> **Material shown**:
Start
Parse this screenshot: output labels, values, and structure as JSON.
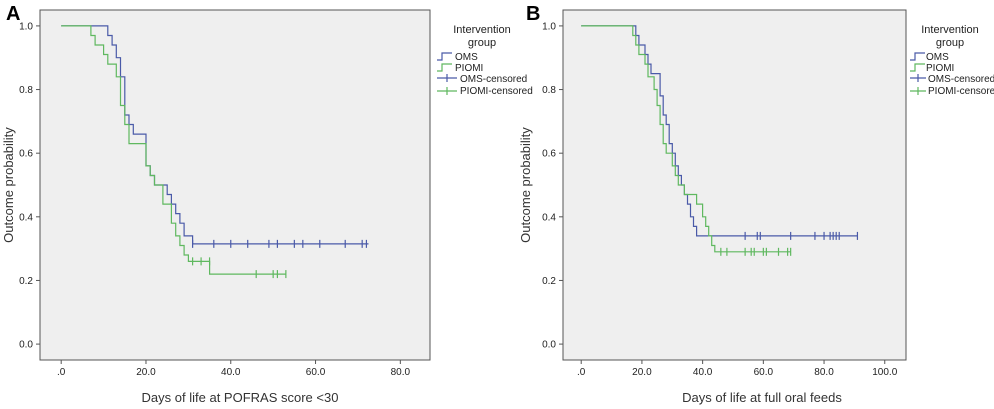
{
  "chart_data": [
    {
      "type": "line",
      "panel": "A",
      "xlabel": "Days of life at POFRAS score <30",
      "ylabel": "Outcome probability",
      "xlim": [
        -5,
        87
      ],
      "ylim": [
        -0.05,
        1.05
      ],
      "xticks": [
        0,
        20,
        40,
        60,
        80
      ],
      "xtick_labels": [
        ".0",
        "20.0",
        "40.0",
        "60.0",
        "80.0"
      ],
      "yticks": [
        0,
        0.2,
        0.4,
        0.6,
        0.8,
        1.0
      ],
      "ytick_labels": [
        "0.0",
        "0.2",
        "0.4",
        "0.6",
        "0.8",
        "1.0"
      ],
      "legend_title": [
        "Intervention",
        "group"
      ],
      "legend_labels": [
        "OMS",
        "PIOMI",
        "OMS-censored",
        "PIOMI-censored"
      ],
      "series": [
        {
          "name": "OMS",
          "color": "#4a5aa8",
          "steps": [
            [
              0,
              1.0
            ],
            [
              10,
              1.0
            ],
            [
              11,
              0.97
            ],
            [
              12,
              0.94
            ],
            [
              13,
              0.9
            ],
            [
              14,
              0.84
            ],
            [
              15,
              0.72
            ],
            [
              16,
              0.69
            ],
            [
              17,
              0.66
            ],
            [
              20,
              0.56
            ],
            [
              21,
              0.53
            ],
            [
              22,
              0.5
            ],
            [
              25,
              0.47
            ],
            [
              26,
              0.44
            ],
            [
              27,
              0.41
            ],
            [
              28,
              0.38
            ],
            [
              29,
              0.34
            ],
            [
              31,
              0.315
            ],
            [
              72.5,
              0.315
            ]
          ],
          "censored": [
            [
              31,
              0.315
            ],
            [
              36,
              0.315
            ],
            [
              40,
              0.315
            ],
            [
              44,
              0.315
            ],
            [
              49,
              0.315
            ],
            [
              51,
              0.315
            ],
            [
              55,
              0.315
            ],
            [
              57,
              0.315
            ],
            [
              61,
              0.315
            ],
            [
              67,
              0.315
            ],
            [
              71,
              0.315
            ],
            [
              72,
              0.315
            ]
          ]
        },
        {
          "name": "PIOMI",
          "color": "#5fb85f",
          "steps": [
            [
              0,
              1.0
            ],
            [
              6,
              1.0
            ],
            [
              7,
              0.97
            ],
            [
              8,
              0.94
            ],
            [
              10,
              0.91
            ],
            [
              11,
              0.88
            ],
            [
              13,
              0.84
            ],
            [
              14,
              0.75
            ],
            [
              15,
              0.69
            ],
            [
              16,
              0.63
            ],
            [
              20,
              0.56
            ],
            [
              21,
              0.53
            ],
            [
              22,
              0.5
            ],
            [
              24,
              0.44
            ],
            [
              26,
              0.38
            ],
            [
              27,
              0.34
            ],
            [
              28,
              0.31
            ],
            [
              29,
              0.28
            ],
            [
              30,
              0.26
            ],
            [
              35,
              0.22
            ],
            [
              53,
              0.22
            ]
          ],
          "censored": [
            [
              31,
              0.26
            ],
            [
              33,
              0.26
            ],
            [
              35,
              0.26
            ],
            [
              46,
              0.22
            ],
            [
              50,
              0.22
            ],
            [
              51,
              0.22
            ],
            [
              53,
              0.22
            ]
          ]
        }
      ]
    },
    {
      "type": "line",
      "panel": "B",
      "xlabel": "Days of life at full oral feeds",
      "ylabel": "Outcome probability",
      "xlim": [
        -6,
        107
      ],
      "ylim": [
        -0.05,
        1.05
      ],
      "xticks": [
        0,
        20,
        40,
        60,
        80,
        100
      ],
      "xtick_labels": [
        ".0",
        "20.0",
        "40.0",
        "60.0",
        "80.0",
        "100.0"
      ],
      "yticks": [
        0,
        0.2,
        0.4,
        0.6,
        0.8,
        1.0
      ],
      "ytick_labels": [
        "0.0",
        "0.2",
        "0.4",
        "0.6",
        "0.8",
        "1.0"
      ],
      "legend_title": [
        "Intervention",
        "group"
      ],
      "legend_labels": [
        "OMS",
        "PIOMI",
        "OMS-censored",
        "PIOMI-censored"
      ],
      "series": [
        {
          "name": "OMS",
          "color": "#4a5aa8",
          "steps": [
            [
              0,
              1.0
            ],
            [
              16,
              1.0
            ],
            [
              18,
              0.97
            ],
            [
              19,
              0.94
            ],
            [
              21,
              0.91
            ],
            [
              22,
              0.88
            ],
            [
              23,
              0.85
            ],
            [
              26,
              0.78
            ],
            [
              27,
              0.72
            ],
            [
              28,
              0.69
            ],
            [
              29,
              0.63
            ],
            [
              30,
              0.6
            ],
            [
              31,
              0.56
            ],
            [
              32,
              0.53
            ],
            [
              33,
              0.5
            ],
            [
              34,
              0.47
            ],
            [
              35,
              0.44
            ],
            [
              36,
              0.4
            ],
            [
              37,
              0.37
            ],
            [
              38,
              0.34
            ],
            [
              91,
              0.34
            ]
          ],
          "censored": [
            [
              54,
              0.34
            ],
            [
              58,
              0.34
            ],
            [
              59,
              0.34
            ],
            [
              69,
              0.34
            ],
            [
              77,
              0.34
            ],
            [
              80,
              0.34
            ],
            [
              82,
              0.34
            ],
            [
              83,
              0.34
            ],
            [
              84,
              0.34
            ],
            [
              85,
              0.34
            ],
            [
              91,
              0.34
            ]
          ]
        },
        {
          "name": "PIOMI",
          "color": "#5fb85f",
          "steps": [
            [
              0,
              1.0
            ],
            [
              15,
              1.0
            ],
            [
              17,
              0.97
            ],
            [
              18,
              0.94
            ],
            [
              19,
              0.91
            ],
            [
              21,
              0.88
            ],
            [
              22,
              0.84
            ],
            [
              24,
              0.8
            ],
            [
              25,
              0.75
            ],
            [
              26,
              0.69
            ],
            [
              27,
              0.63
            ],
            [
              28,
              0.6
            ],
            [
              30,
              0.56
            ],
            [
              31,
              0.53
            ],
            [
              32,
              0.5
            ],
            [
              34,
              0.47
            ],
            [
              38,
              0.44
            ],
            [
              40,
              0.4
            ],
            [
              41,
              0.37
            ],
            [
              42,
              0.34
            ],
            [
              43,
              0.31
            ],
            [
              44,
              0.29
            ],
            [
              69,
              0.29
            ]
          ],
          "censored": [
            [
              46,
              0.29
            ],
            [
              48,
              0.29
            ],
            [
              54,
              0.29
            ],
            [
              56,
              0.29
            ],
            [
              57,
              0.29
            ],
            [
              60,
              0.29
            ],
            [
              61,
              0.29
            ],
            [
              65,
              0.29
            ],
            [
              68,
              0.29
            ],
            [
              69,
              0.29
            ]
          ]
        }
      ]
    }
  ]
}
End
Copy every line of the data exactly as written, excluding the pictures.

> **Response below**:
Parse this screenshot: output labels, values, and structure as JSON.
{
  "chart_data": [
    {
      "type": "line",
      "panel": "A",
      "xlabel": "Days of life at POFRAS score <30",
      "ylabel": "Outcome probability",
      "xlim": [
        -5,
        87
      ],
      "ylim": [
        -0.05,
        1.05
      ],
      "xticks": [
        0,
        20,
        40,
        60,
        80
      ],
      "xtick_labels": [
        ".0",
        "20.0",
        "40.0",
        "60.0",
        "80.0"
      ],
      "yticks": [
        0,
        0.2,
        0.4,
        0.6,
        0.8,
        1.0
      ],
      "ytick_labels": [
        "0.0",
        "0.2",
        "0.4",
        "0.6",
        "0.8",
        "1.0"
      ],
      "legend_title": [
        "Intervention",
        "group"
      ],
      "legend_labels": [
        "OMS",
        "PIOMI",
        "OMS-censored",
        "PIOMI-censored"
      ],
      "series": [
        {
          "name": "OMS",
          "color": "#4a5aa8",
          "steps": [
            [
              0,
              1.0
            ],
            [
              10,
              1.0
            ],
            [
              11,
              0.97
            ],
            [
              12,
              0.94
            ],
            [
              13,
              0.9
            ],
            [
              14,
              0.84
            ],
            [
              15,
              0.72
            ],
            [
              16,
              0.69
            ],
            [
              17,
              0.66
            ],
            [
              20,
              0.56
            ],
            [
              21,
              0.53
            ],
            [
              22,
              0.5
            ],
            [
              25,
              0.47
            ],
            [
              26,
              0.44
            ],
            [
              27,
              0.41
            ],
            [
              28,
              0.38
            ],
            [
              29,
              0.34
            ],
            [
              31,
              0.315
            ],
            [
              72.5,
              0.315
            ]
          ],
          "censored": [
            [
              31,
              0.315
            ],
            [
              36,
              0.315
            ],
            [
              40,
              0.315
            ],
            [
              44,
              0.315
            ],
            [
              49,
              0.315
            ],
            [
              51,
              0.315
            ],
            [
              55,
              0.315
            ],
            [
              57,
              0.315
            ],
            [
              61,
              0.315
            ],
            [
              67,
              0.315
            ],
            [
              71,
              0.315
            ],
            [
              72,
              0.315
            ]
          ]
        },
        {
          "name": "PIOMI",
          "color": "#5fb85f",
          "steps": [
            [
              0,
              1.0
            ],
            [
              6,
              1.0
            ],
            [
              7,
              0.97
            ],
            [
              8,
              0.94
            ],
            [
              10,
              0.91
            ],
            [
              11,
              0.88
            ],
            [
              13,
              0.84
            ],
            [
              14,
              0.75
            ],
            [
              15,
              0.69
            ],
            [
              16,
              0.63
            ],
            [
              20,
              0.56
            ],
            [
              21,
              0.53
            ],
            [
              22,
              0.5
            ],
            [
              24,
              0.44
            ],
            [
              26,
              0.38
            ],
            [
              27,
              0.34
            ],
            [
              28,
              0.31
            ],
            [
              29,
              0.28
            ],
            [
              30,
              0.26
            ],
            [
              35,
              0.22
            ],
            [
              53,
              0.22
            ]
          ],
          "censored": [
            [
              31,
              0.26
            ],
            [
              33,
              0.26
            ],
            [
              35,
              0.26
            ],
            [
              46,
              0.22
            ],
            [
              50,
              0.22
            ],
            [
              51,
              0.22
            ],
            [
              53,
              0.22
            ]
          ]
        }
      ]
    },
    {
      "type": "line",
      "panel": "B",
      "xlabel": "Days of life at full oral feeds",
      "ylabel": "Outcome probability",
      "xlim": [
        -6,
        107
      ],
      "ylim": [
        -0.05,
        1.05
      ],
      "xticks": [
        0,
        20,
        40,
        60,
        80,
        100
      ],
      "xtick_labels": [
        ".0",
        "20.0",
        "40.0",
        "60.0",
        "80.0",
        "100.0"
      ],
      "yticks": [
        0,
        0.2,
        0.4,
        0.6,
        0.8,
        1.0
      ],
      "ytick_labels": [
        "0.0",
        "0.2",
        "0.4",
        "0.6",
        "0.8",
        "1.0"
      ],
      "legend_title": [
        "Intervention",
        "group"
      ],
      "legend_labels": [
        "OMS",
        "PIOMI",
        "OMS-censored",
        "PIOMI-censored"
      ],
      "series": [
        {
          "name": "OMS",
          "color": "#4a5aa8",
          "steps": [
            [
              0,
              1.0
            ],
            [
              16,
              1.0
            ],
            [
              18,
              0.97
            ],
            [
              19,
              0.94
            ],
            [
              21,
              0.91
            ],
            [
              22,
              0.88
            ],
            [
              23,
              0.85
            ],
            [
              26,
              0.78
            ],
            [
              27,
              0.72
            ],
            [
              28,
              0.69
            ],
            [
              29,
              0.63
            ],
            [
              30,
              0.6
            ],
            [
              31,
              0.56
            ],
            [
              32,
              0.53
            ],
            [
              33,
              0.5
            ],
            [
              34,
              0.47
            ],
            [
              35,
              0.44
            ],
            [
              36,
              0.4
            ],
            [
              37,
              0.37
            ],
            [
              38,
              0.34
            ],
            [
              91,
              0.34
            ]
          ],
          "censored": [
            [
              54,
              0.34
            ],
            [
              58,
              0.34
            ],
            [
              59,
              0.34
            ],
            [
              69,
              0.34
            ],
            [
              77,
              0.34
            ],
            [
              80,
              0.34
            ],
            [
              82,
              0.34
            ],
            [
              83,
              0.34
            ],
            [
              84,
              0.34
            ],
            [
              85,
              0.34
            ],
            [
              91,
              0.34
            ]
          ]
        },
        {
          "name": "PIOMI",
          "color": "#5fb85f",
          "steps": [
            [
              0,
              1.0
            ],
            [
              15,
              1.0
            ],
            [
              17,
              0.97
            ],
            [
              18,
              0.94
            ],
            [
              19,
              0.91
            ],
            [
              21,
              0.88
            ],
            [
              22,
              0.84
            ],
            [
              24,
              0.8
            ],
            [
              25,
              0.75
            ],
            [
              26,
              0.69
            ],
            [
              27,
              0.63
            ],
            [
              28,
              0.6
            ],
            [
              30,
              0.56
            ],
            [
              31,
              0.53
            ],
            [
              32,
              0.5
            ],
            [
              34,
              0.47
            ],
            [
              38,
              0.44
            ],
            [
              40,
              0.4
            ],
            [
              41,
              0.37
            ],
            [
              42,
              0.34
            ],
            [
              43,
              0.31
            ],
            [
              44,
              0.29
            ],
            [
              69,
              0.29
            ]
          ],
          "censored": [
            [
              46,
              0.29
            ],
            [
              48,
              0.29
            ],
            [
              54,
              0.29
            ],
            [
              56,
              0.29
            ],
            [
              57,
              0.29
            ],
            [
              60,
              0.29
            ],
            [
              61,
              0.29
            ],
            [
              65,
              0.29
            ],
            [
              68,
              0.29
            ],
            [
              69,
              0.29
            ]
          ]
        }
      ]
    }
  ]
}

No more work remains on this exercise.